[Stored items]

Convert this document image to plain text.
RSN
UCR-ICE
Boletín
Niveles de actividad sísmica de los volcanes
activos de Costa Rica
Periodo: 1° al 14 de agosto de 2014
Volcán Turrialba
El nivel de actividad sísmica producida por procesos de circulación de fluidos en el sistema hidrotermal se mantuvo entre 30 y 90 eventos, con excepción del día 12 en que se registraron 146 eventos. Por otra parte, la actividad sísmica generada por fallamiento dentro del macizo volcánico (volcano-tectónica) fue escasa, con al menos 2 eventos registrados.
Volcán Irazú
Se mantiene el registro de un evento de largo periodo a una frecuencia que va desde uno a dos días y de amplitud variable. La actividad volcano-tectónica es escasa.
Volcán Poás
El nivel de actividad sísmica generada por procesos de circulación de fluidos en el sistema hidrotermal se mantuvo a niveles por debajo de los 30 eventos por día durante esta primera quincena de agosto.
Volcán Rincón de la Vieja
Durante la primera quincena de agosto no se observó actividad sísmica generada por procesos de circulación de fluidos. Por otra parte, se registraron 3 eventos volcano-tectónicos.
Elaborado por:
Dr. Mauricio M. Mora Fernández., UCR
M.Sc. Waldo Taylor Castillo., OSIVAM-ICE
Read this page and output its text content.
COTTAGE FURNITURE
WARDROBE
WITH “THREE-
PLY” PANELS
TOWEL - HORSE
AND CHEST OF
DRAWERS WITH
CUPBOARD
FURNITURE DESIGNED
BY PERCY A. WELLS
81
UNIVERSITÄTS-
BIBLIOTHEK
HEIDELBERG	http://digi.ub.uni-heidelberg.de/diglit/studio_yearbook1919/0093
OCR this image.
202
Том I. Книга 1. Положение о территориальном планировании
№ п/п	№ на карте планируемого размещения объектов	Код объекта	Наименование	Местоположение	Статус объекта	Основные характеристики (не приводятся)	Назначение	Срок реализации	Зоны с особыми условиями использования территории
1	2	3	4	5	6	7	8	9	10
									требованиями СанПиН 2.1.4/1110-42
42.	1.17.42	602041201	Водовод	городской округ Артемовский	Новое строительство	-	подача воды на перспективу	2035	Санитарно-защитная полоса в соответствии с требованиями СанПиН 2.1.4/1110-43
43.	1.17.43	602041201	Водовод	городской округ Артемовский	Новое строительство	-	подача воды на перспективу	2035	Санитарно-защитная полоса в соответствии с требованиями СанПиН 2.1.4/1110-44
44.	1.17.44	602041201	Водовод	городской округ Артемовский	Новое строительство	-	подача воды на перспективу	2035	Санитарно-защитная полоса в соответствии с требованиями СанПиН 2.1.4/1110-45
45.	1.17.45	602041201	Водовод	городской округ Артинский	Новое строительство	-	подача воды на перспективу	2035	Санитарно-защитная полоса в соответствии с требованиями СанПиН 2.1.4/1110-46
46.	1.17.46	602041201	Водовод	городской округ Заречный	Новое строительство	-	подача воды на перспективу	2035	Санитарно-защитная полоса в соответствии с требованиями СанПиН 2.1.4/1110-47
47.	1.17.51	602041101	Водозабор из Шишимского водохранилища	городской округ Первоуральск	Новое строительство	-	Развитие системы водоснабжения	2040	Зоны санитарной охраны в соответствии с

Required work:
From the data above, count the lines where "fluidos" occurs and give that figure and nothing else.

Right answer:
3